--- ENTRIES SHOWN ---

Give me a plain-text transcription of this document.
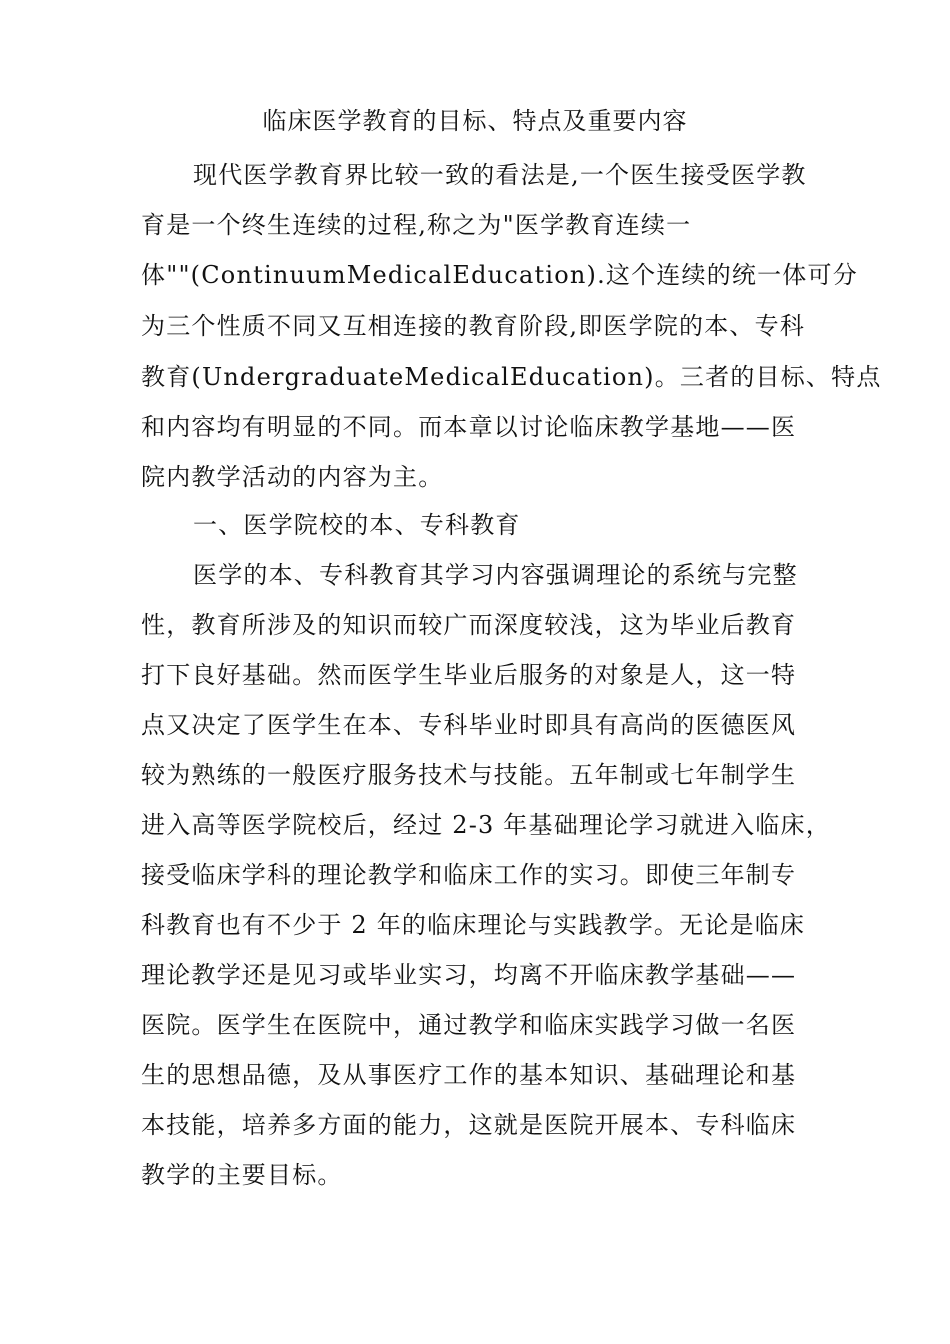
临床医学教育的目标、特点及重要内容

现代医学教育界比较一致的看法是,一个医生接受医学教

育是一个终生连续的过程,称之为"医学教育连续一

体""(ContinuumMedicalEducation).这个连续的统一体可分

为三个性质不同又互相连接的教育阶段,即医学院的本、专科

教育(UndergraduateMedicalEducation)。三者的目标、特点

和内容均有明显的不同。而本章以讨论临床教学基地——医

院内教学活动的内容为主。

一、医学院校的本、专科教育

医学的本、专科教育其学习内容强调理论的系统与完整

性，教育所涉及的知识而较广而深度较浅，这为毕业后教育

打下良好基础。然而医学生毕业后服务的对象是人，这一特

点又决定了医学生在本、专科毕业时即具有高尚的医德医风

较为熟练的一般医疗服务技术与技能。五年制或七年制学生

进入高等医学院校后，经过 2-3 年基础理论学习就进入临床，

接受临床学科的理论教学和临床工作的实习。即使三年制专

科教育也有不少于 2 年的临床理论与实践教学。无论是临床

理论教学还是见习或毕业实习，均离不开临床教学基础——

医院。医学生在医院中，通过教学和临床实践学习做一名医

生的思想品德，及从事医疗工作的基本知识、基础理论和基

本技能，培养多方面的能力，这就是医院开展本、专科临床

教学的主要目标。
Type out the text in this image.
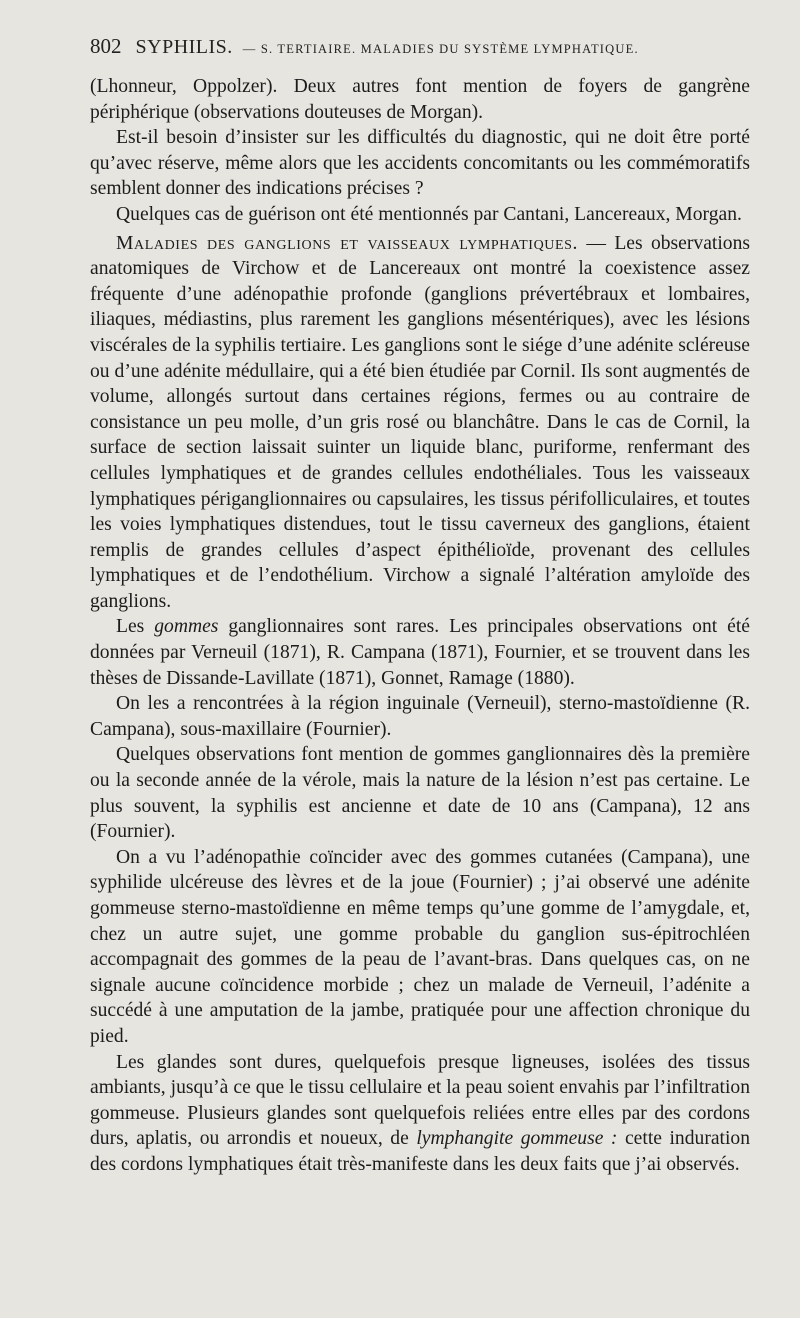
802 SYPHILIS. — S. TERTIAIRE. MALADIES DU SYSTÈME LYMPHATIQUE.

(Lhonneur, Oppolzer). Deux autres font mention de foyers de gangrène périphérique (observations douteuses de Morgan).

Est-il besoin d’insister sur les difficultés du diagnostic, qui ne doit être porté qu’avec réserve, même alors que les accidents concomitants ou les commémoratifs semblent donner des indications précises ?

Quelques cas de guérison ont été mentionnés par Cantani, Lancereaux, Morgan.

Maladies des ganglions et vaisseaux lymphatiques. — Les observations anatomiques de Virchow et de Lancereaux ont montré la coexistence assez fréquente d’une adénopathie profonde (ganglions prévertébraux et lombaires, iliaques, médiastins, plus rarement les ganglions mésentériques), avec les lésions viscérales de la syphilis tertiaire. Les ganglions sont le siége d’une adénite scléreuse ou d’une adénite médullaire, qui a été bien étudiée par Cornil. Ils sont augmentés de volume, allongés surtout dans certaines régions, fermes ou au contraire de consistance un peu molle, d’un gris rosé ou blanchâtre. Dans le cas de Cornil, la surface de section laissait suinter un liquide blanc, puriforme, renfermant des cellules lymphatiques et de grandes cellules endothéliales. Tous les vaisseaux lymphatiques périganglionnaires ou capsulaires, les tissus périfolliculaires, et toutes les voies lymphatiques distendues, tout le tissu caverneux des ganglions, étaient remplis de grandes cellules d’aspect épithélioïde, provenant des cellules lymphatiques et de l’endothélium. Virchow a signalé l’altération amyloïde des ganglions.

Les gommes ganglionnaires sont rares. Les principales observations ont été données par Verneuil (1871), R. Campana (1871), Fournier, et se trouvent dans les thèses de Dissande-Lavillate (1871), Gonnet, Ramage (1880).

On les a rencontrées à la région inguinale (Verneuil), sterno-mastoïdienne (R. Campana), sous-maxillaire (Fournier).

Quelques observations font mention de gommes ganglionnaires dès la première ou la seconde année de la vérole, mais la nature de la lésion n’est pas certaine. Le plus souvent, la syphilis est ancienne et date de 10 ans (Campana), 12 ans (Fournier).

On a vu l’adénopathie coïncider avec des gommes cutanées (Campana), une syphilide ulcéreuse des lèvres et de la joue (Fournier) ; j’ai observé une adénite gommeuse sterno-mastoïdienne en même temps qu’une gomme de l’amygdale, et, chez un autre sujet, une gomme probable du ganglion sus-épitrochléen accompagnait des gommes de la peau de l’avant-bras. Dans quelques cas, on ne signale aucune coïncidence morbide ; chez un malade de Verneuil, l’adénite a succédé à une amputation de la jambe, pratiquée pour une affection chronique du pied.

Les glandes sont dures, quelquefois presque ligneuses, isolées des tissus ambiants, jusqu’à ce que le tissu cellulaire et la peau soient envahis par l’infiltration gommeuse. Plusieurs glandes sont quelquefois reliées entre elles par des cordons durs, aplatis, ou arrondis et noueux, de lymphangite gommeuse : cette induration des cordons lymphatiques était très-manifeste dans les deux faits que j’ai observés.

---
--- ENTRIES SHOWN ---

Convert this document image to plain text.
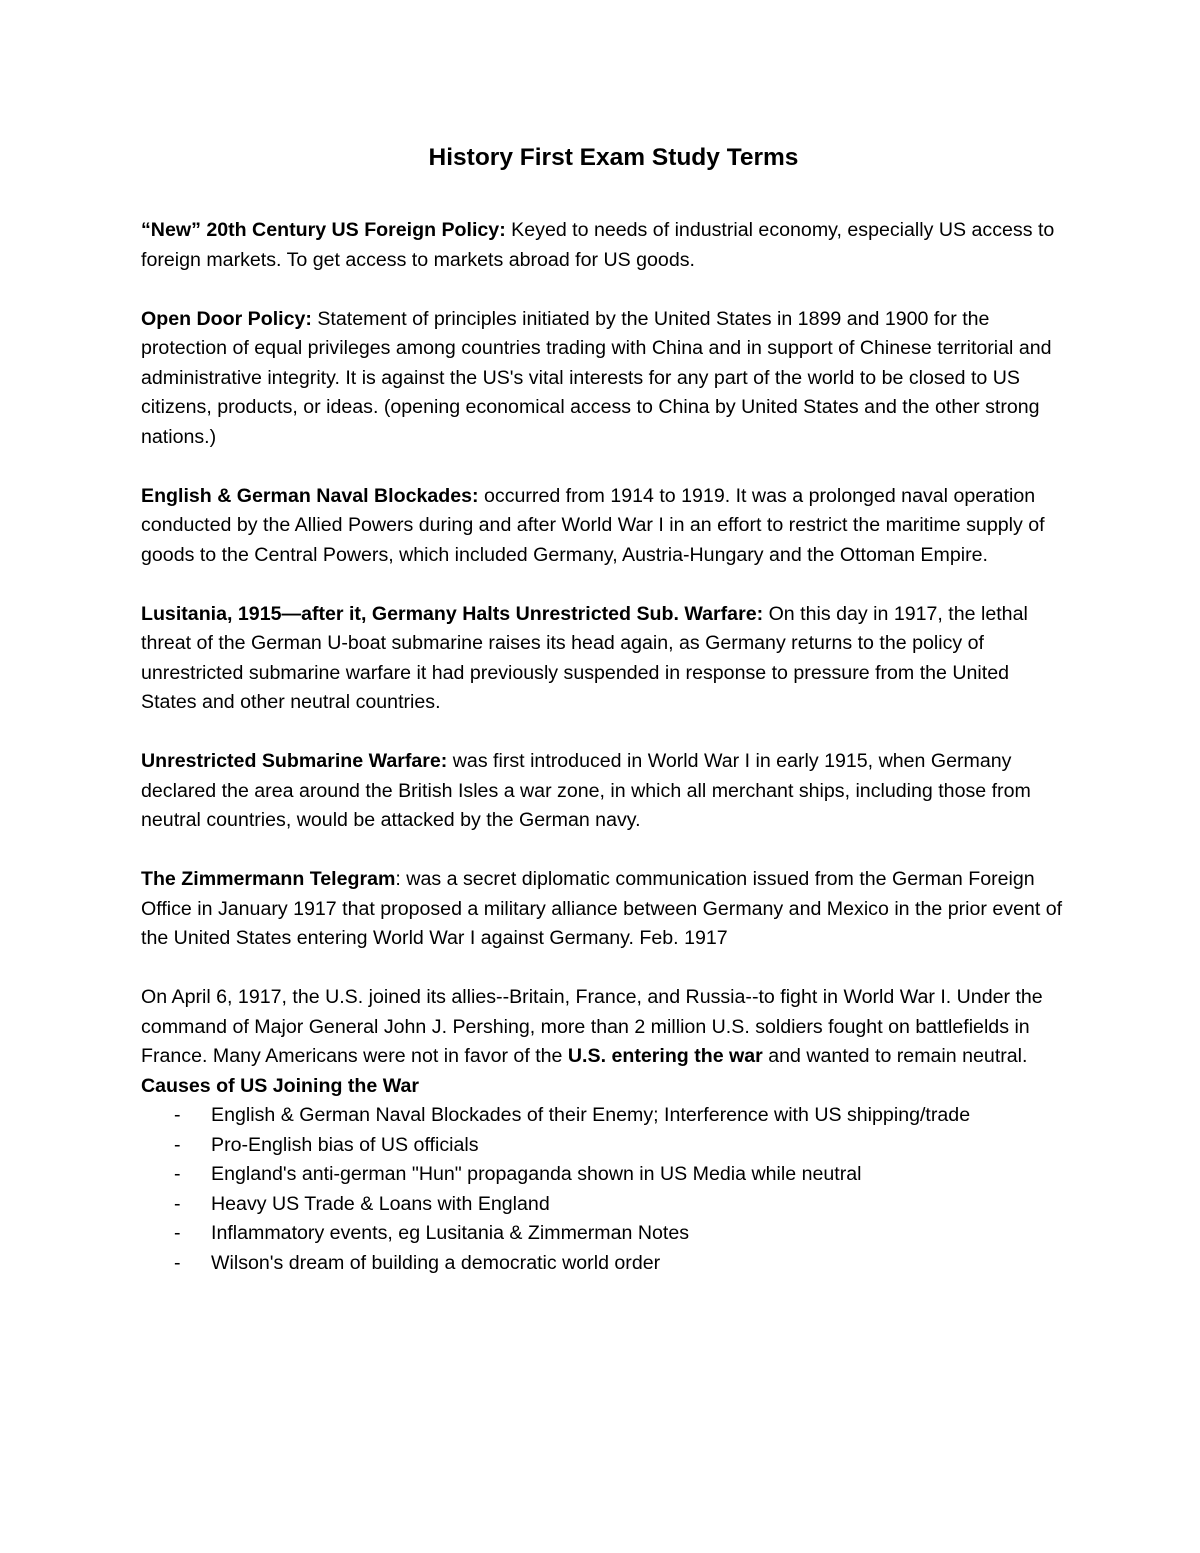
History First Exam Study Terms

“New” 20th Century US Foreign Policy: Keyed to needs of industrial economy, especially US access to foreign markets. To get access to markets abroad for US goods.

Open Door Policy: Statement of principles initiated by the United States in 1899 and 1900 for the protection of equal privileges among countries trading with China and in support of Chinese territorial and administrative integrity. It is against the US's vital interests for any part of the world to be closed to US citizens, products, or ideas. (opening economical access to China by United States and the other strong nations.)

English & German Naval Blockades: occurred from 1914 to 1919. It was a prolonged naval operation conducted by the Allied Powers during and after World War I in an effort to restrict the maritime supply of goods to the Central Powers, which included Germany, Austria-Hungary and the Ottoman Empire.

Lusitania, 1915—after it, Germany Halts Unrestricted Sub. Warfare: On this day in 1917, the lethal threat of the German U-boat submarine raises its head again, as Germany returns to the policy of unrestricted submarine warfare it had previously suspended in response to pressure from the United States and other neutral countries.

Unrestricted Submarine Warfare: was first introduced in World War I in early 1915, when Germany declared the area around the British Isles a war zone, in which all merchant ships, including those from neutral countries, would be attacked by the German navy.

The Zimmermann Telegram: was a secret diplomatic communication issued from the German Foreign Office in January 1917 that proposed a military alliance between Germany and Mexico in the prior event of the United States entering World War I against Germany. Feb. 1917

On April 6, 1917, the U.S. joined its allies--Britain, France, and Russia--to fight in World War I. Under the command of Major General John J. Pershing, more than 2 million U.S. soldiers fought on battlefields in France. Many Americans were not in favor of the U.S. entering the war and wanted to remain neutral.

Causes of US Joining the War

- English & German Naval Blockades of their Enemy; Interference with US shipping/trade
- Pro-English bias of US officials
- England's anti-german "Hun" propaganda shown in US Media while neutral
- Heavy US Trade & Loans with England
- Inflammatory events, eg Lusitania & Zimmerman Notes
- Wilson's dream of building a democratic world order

---
--- ENTRIES SHOWN ---

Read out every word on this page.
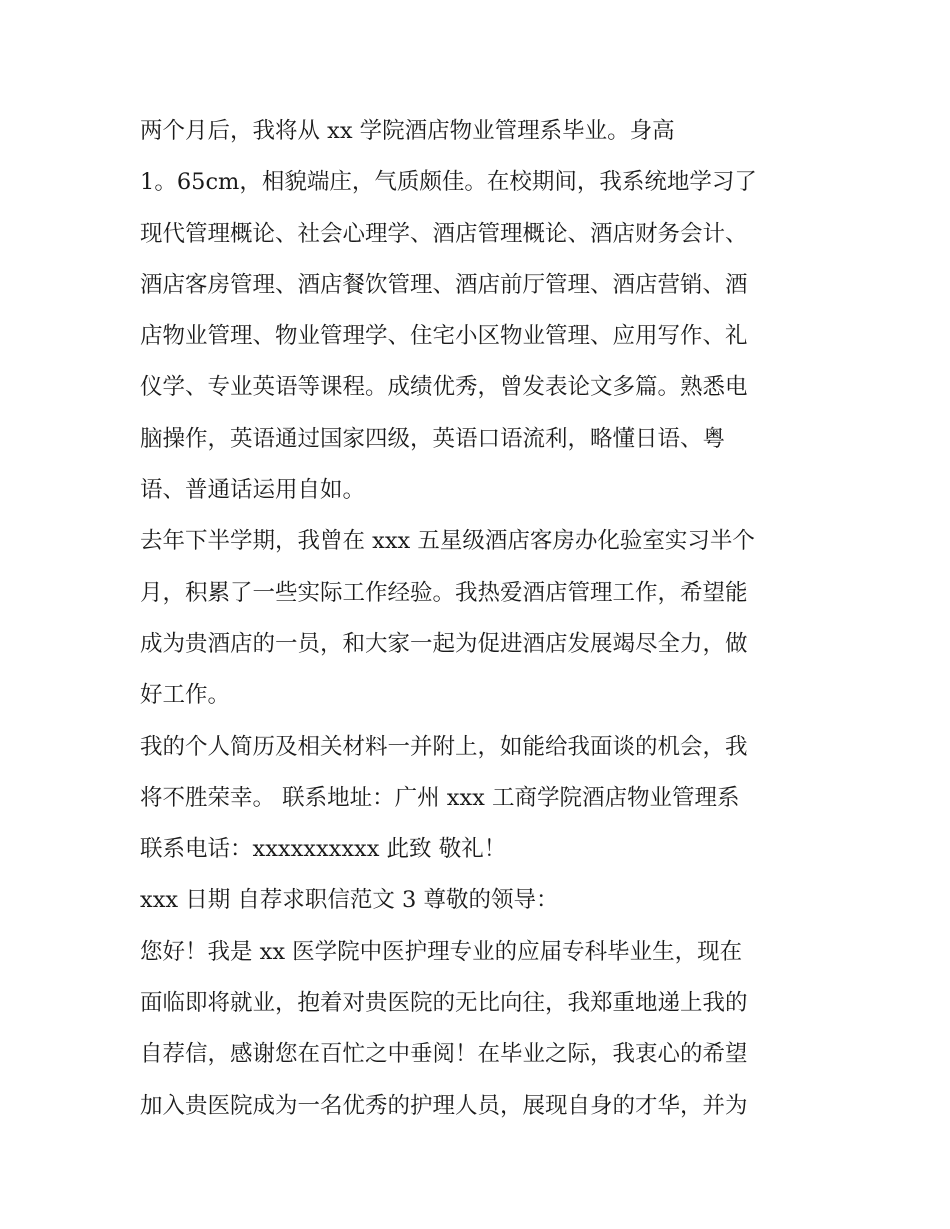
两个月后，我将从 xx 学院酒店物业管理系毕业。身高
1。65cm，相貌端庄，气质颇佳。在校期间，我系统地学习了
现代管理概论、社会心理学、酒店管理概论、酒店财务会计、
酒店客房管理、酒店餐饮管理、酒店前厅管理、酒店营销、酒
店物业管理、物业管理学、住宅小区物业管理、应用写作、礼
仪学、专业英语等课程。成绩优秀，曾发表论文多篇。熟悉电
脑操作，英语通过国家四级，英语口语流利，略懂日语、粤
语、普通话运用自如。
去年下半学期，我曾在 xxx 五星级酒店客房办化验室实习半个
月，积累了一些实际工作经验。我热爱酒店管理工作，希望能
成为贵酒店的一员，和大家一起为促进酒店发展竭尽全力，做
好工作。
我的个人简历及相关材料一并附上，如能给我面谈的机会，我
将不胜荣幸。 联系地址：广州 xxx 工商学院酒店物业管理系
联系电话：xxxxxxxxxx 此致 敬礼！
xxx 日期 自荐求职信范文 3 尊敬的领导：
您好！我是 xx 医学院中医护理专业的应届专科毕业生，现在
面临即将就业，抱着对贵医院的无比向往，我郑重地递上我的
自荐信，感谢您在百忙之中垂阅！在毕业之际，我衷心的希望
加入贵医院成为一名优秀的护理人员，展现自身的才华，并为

---

◆ **EXERCISE OBJECTIVE**
Show each line holding the word "text".

◆ **COMPLETED EXERCISE**
Give me a plain-text transcription of this document.
Type out the text in this image.
Convert this document image to plain text.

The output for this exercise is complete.